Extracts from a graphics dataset
────────────────

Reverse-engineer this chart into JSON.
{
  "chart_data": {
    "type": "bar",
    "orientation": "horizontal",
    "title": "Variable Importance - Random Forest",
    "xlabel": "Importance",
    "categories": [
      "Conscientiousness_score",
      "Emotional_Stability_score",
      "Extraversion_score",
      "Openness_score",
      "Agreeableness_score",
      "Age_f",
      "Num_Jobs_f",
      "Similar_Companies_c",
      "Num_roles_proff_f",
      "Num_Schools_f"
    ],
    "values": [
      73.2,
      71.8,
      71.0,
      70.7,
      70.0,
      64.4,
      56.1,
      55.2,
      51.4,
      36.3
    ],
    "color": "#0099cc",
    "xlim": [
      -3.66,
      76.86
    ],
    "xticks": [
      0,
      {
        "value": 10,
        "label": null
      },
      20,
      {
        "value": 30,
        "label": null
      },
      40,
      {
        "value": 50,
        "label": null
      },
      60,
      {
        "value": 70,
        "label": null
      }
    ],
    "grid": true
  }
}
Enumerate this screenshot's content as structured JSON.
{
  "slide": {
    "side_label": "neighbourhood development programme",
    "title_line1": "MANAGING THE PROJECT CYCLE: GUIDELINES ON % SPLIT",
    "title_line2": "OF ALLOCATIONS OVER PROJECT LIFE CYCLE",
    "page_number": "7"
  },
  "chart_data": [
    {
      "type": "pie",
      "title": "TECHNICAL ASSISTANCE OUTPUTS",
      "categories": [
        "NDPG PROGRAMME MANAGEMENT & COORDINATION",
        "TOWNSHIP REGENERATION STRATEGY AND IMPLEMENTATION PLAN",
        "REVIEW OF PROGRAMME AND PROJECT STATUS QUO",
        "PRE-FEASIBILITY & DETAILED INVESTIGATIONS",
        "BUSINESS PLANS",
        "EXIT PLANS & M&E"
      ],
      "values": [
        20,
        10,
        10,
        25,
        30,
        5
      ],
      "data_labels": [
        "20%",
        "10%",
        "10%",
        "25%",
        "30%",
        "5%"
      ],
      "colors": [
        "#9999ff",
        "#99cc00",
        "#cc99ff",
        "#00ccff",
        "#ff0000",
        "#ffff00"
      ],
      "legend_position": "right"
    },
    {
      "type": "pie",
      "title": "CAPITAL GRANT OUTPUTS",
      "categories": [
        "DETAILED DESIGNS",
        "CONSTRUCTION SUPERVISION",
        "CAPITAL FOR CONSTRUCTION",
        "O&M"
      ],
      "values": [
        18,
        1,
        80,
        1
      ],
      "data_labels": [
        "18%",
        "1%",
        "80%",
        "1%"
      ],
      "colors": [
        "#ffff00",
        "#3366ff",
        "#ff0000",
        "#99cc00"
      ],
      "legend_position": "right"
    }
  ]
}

────────────────

Instructions for the task ▸ Search the data for "CAPITAL". Copy every line that has it.

Answer to this problem ▸
      "title": "CAPITAL GRANT OUTPUTS",
        "CAPITAL FOR CONSTRUCTION",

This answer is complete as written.